> _Brief_
Lines from the entries below that hold "ACGIH" form the answer; copy all of them.

> _Given records_
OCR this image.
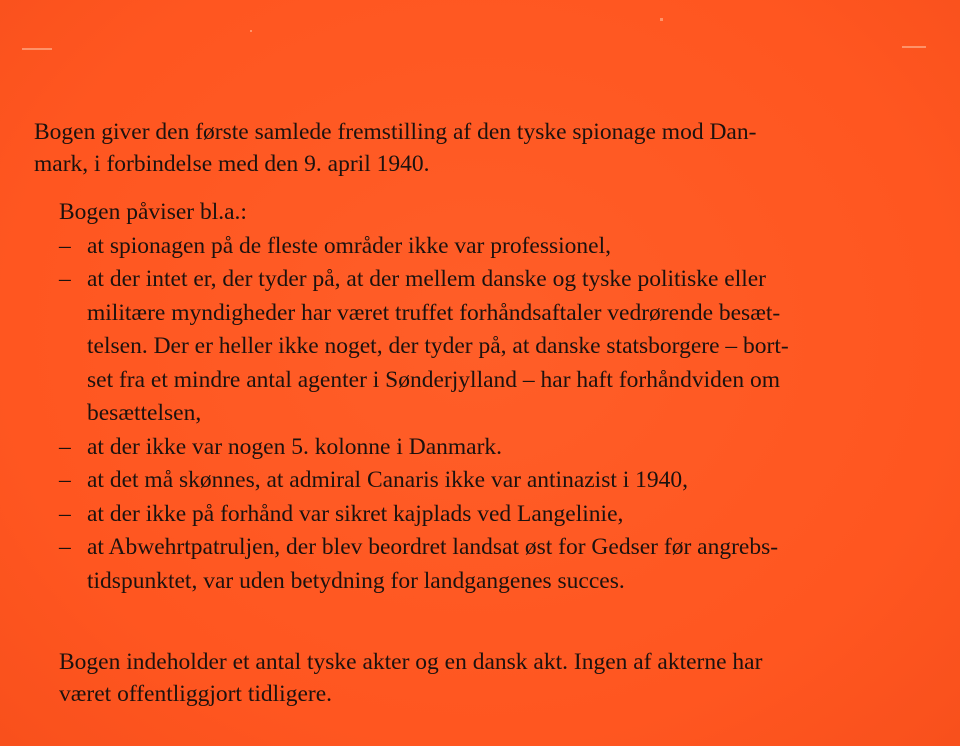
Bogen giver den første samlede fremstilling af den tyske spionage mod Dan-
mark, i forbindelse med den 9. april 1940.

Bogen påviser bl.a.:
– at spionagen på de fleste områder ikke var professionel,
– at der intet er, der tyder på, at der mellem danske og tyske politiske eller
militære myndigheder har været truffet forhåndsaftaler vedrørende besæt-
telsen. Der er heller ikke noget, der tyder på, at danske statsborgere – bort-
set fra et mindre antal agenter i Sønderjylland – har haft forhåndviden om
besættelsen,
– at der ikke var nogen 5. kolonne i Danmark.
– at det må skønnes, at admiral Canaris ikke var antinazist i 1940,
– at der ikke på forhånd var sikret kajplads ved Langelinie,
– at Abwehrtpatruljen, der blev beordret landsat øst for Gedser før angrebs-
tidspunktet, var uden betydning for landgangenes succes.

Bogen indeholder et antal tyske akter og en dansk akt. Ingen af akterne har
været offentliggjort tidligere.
...
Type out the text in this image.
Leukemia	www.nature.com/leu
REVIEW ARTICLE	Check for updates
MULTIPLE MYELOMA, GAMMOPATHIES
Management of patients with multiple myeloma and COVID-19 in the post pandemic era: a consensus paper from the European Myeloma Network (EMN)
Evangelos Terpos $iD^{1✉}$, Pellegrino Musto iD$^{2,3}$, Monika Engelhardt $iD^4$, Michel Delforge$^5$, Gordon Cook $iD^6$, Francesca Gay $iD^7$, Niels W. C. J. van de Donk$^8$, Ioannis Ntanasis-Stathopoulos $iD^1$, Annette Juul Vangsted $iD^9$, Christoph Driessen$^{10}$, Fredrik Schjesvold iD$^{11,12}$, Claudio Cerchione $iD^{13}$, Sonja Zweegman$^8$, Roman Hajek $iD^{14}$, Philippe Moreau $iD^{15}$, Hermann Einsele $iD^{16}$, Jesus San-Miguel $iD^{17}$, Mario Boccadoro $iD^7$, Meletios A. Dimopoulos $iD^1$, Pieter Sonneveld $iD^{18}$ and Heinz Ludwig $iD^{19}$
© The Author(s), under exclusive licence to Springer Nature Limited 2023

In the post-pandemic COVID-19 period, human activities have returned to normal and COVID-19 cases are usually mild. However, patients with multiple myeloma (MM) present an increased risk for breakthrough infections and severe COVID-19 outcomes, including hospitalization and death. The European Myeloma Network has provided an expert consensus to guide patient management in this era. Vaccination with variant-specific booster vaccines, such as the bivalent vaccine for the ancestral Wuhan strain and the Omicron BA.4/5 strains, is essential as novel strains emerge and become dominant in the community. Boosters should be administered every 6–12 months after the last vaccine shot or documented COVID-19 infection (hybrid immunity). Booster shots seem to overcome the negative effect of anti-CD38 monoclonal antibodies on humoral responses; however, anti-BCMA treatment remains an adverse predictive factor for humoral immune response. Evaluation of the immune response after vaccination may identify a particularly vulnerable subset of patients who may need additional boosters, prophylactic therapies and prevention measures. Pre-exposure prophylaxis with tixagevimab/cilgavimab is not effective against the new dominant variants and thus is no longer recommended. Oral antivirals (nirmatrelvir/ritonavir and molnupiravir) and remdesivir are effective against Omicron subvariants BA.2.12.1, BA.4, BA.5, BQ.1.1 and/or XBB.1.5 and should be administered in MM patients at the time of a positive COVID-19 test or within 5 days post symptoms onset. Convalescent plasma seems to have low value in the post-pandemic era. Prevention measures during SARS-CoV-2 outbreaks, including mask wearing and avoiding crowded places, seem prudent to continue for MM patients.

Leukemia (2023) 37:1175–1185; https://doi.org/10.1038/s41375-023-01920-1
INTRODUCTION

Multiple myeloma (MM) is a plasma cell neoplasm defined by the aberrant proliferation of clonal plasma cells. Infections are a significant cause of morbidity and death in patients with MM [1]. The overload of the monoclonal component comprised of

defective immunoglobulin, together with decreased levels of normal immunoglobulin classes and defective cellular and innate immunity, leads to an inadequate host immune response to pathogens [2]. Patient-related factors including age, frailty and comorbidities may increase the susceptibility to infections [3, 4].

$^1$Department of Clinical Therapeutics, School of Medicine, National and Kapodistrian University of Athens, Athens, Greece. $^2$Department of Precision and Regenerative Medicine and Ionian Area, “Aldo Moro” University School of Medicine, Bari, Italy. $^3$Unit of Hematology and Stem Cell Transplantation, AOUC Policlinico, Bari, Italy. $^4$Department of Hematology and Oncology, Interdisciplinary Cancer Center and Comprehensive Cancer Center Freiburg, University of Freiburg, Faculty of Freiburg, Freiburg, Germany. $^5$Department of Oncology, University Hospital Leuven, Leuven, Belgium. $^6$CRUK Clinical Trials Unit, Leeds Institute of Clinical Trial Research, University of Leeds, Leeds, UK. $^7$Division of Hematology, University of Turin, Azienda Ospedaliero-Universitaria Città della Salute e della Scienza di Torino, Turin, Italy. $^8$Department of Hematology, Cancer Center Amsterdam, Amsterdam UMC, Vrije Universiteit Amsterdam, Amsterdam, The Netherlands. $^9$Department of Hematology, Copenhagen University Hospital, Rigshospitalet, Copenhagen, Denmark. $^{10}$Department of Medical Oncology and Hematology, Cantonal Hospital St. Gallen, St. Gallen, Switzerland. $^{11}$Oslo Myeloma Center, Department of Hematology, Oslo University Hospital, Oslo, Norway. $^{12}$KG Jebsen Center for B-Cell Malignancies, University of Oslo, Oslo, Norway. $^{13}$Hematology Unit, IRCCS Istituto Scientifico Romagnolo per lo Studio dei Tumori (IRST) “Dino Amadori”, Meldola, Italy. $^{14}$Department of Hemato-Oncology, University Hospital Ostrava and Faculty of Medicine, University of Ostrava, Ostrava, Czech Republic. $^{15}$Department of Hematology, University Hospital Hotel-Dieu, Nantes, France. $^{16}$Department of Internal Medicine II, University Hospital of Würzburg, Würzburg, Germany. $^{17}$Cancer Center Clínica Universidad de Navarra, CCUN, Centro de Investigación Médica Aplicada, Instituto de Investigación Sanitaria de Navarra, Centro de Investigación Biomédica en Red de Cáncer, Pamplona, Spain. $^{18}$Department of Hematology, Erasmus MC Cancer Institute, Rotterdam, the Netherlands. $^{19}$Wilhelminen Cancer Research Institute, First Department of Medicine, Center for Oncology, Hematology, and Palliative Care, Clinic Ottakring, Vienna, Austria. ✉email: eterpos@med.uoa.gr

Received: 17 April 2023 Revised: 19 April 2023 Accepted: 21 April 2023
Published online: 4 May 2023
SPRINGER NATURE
...
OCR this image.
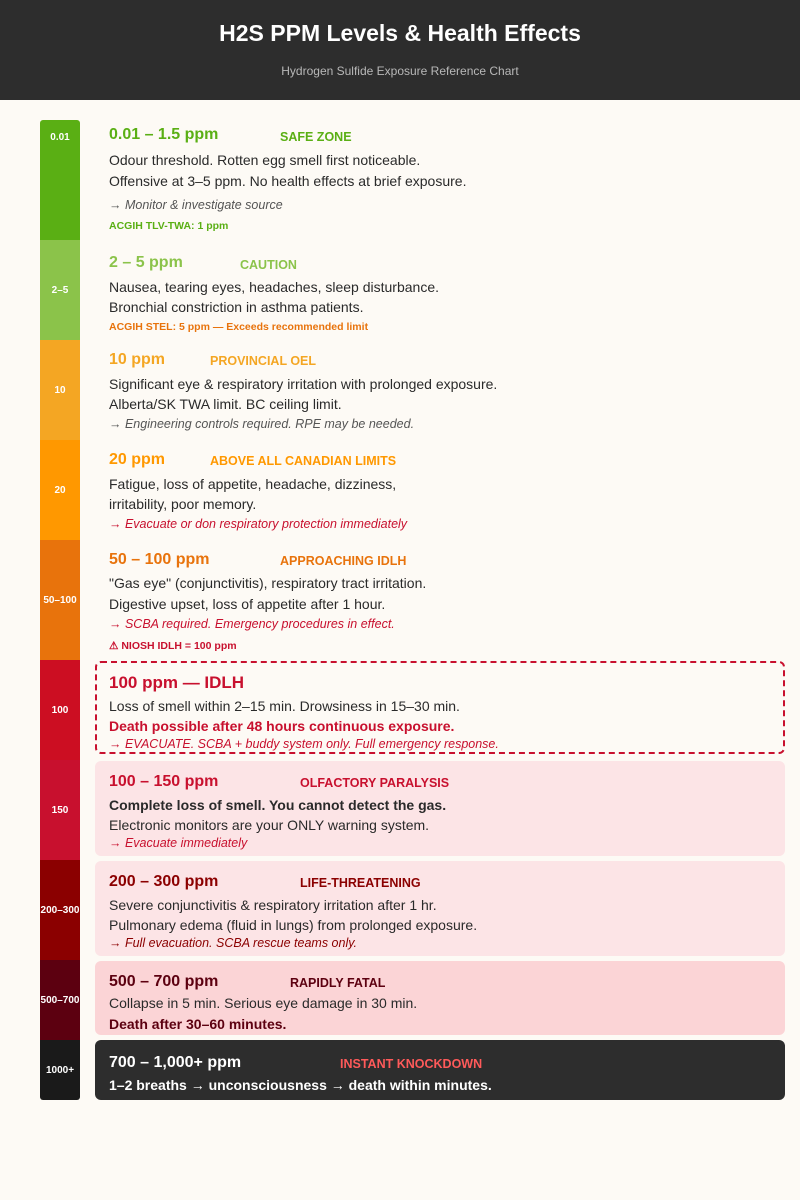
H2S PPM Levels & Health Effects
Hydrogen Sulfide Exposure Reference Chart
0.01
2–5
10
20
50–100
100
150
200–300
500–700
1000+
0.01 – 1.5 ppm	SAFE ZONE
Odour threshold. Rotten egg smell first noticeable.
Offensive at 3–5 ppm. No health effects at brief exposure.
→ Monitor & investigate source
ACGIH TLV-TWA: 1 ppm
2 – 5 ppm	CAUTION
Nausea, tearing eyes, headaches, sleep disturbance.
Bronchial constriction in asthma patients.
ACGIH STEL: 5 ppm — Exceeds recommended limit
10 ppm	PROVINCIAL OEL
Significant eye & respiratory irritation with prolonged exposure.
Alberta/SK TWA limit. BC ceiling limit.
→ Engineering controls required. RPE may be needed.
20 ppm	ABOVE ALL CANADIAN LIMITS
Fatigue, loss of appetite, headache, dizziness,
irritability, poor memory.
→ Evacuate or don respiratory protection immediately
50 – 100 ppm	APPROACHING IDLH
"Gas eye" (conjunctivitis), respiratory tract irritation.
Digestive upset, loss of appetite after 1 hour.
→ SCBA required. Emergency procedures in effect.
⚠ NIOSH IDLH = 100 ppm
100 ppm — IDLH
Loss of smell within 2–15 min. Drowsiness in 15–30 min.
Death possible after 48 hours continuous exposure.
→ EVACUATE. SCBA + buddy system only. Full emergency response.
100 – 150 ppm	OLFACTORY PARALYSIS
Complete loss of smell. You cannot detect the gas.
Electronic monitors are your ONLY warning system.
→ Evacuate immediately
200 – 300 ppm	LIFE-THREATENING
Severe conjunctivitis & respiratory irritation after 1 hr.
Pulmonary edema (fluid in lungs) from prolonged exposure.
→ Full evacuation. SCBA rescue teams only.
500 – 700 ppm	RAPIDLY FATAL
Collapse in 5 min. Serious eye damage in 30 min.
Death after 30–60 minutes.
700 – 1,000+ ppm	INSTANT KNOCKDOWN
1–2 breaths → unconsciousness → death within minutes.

> _Result for this exercise_
ACGIH TLV-TWA: 1 ppm
ACGIH STEL: 5 ppm — Exceeds recommended limit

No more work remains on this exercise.